[Part of a data file]
# # #

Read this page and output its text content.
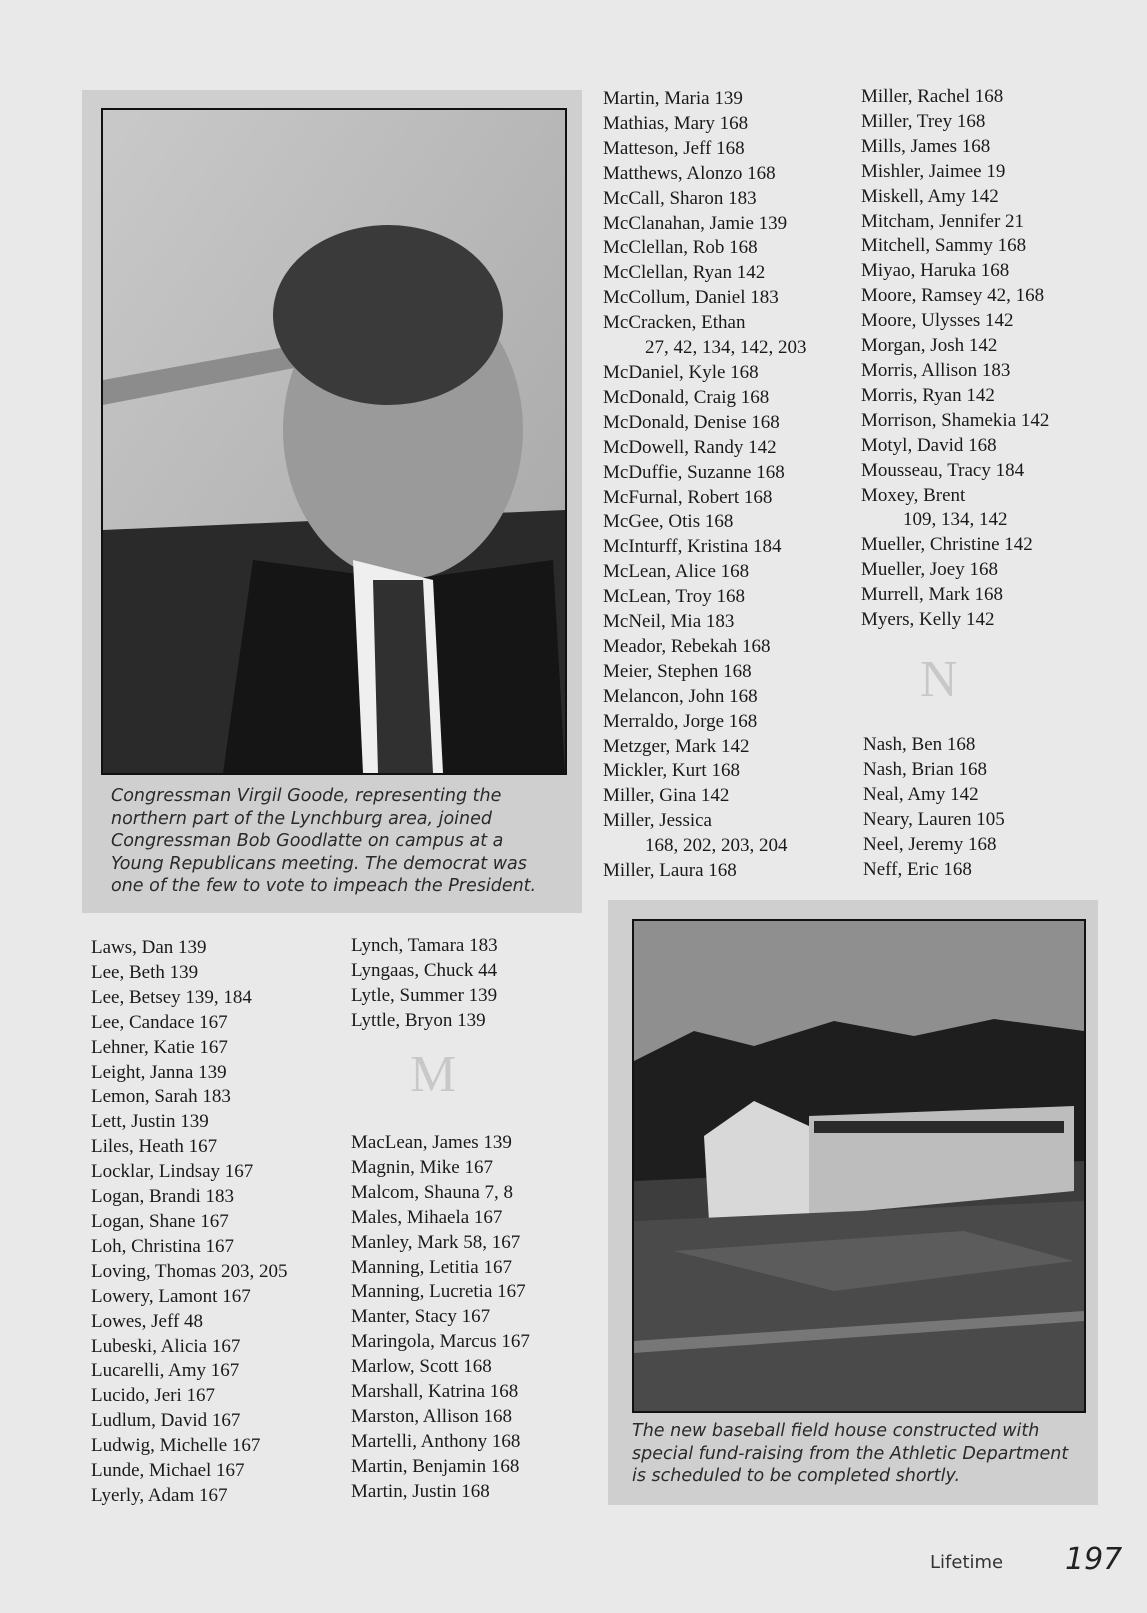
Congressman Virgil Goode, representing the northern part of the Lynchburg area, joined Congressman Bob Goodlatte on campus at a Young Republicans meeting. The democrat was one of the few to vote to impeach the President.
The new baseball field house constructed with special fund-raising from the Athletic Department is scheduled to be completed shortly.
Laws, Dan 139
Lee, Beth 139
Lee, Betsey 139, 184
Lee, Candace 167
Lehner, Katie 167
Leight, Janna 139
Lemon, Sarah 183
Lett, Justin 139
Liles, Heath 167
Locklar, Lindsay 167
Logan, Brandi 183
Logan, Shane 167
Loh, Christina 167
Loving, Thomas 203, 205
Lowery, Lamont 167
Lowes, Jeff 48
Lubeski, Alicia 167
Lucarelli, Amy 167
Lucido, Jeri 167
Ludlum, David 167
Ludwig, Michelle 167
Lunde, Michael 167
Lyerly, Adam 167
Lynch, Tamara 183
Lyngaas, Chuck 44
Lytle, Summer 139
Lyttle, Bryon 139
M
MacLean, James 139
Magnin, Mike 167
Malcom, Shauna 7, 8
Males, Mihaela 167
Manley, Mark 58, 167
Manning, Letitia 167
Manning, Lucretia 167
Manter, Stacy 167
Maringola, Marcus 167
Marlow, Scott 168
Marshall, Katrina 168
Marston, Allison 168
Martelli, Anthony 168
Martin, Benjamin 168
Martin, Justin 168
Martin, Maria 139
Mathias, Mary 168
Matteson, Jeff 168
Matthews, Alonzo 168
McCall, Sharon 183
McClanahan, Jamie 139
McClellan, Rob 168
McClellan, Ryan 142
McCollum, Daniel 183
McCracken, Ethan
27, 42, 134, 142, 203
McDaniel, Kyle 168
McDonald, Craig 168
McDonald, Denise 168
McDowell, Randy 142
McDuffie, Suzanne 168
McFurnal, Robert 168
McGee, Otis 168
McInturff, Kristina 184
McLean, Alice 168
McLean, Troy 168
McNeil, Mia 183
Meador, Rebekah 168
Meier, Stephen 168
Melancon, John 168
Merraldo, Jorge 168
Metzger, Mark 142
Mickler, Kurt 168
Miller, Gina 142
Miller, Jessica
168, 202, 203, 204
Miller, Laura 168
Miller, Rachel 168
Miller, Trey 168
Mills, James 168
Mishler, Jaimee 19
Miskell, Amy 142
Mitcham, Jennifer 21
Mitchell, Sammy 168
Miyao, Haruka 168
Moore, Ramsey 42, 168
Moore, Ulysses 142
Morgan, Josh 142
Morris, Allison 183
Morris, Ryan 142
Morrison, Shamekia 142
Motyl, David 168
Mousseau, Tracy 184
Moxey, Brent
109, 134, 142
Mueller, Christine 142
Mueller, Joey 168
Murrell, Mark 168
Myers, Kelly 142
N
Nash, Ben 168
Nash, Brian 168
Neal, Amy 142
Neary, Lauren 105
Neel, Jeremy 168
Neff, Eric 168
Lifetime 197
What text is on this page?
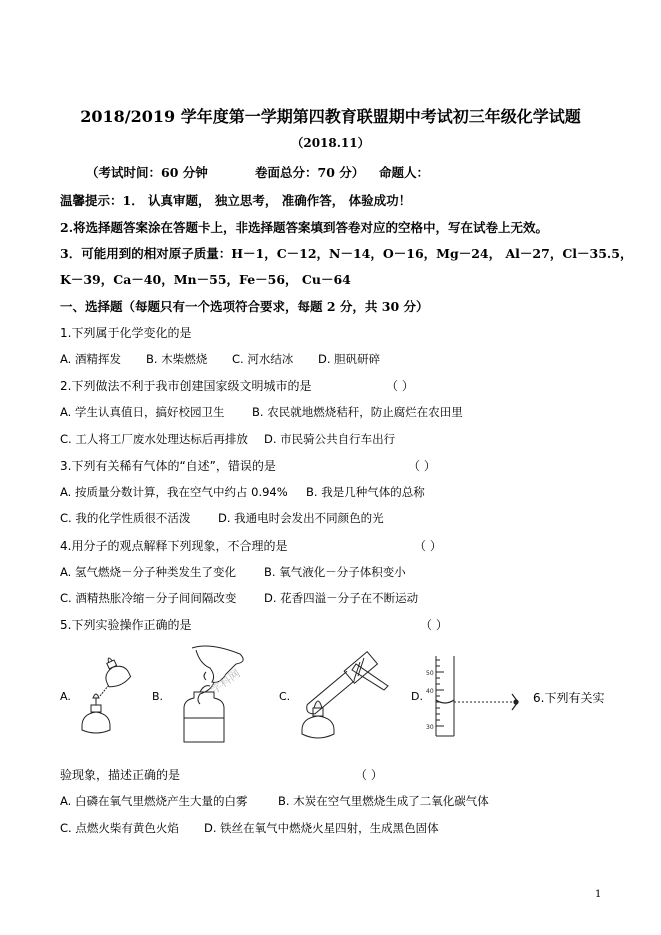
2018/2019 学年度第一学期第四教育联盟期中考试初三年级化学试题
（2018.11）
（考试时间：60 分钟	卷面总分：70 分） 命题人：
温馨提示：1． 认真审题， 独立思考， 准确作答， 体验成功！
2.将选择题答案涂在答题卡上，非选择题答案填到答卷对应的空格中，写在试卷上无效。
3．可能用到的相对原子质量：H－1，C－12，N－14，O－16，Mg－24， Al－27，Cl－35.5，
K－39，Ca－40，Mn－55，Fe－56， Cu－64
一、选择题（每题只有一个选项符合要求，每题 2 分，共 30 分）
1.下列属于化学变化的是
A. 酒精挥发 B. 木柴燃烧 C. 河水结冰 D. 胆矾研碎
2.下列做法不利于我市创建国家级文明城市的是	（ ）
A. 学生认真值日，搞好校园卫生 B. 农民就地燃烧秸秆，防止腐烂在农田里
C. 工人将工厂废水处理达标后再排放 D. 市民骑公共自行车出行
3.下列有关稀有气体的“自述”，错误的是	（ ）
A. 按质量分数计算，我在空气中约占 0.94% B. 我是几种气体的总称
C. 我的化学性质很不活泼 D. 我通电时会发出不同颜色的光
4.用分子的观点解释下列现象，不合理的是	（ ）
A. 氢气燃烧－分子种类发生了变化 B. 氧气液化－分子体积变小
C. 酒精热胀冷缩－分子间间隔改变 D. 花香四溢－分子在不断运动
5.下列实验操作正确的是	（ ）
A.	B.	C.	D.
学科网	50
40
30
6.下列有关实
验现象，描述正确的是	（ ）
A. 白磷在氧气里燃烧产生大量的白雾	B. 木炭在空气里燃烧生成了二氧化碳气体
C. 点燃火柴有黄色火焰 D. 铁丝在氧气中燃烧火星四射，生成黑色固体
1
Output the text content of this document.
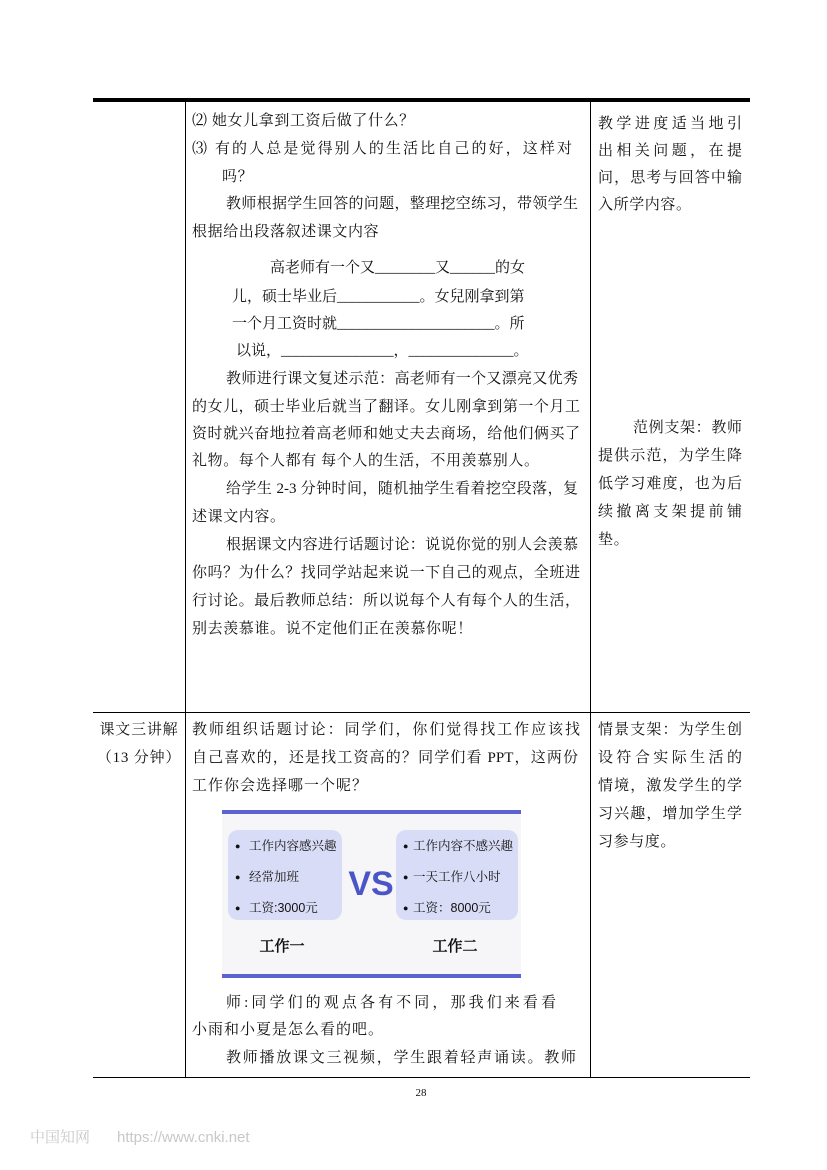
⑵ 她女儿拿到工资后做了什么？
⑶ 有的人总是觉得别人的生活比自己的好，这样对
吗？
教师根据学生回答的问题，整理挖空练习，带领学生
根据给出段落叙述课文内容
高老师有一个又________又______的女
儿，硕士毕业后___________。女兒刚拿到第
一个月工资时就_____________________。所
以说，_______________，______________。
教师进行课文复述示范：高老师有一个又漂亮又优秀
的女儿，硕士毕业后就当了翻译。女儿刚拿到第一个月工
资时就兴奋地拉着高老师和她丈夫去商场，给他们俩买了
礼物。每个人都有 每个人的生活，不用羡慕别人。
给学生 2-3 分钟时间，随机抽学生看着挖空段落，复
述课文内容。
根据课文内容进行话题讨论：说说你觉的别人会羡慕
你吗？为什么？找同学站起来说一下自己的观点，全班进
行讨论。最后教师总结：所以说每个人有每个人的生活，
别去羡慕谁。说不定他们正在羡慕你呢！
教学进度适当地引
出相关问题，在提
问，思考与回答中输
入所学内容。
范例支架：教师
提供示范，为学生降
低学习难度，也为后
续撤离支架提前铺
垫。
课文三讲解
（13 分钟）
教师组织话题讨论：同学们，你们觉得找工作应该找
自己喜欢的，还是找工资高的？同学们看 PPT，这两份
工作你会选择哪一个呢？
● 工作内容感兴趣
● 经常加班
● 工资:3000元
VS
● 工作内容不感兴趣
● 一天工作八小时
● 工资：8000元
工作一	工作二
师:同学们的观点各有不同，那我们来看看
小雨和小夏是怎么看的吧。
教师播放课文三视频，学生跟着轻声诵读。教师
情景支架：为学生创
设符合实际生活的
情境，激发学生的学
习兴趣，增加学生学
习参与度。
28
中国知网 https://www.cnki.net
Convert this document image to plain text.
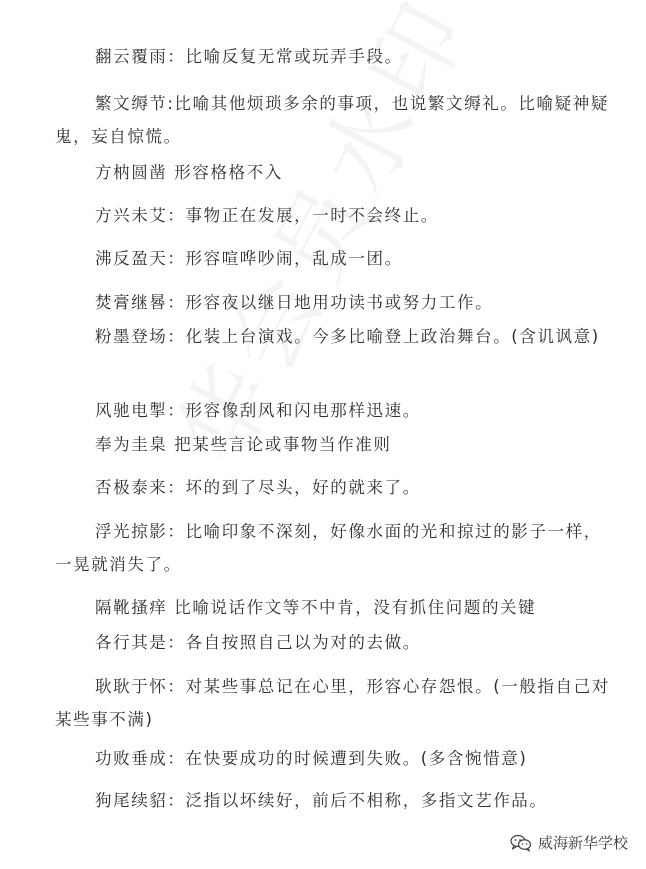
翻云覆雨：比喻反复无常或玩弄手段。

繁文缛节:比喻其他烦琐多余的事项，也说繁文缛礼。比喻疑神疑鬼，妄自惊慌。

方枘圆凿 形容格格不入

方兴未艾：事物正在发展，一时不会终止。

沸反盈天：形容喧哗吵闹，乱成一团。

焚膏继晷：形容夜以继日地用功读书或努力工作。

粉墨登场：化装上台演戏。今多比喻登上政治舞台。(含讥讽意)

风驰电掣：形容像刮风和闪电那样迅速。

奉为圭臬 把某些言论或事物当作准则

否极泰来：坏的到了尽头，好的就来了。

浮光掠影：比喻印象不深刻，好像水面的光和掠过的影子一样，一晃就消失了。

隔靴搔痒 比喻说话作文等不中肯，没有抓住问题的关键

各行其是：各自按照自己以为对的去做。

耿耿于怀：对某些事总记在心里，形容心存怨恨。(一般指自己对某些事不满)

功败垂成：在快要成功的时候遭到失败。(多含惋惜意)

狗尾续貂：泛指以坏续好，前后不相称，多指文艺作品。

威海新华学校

# # #

» Exercise requirements: Scan the data above; copy every line where "document" appears.

» Answer to this task:
Output the text content of this document.
Convert this document image to plain text.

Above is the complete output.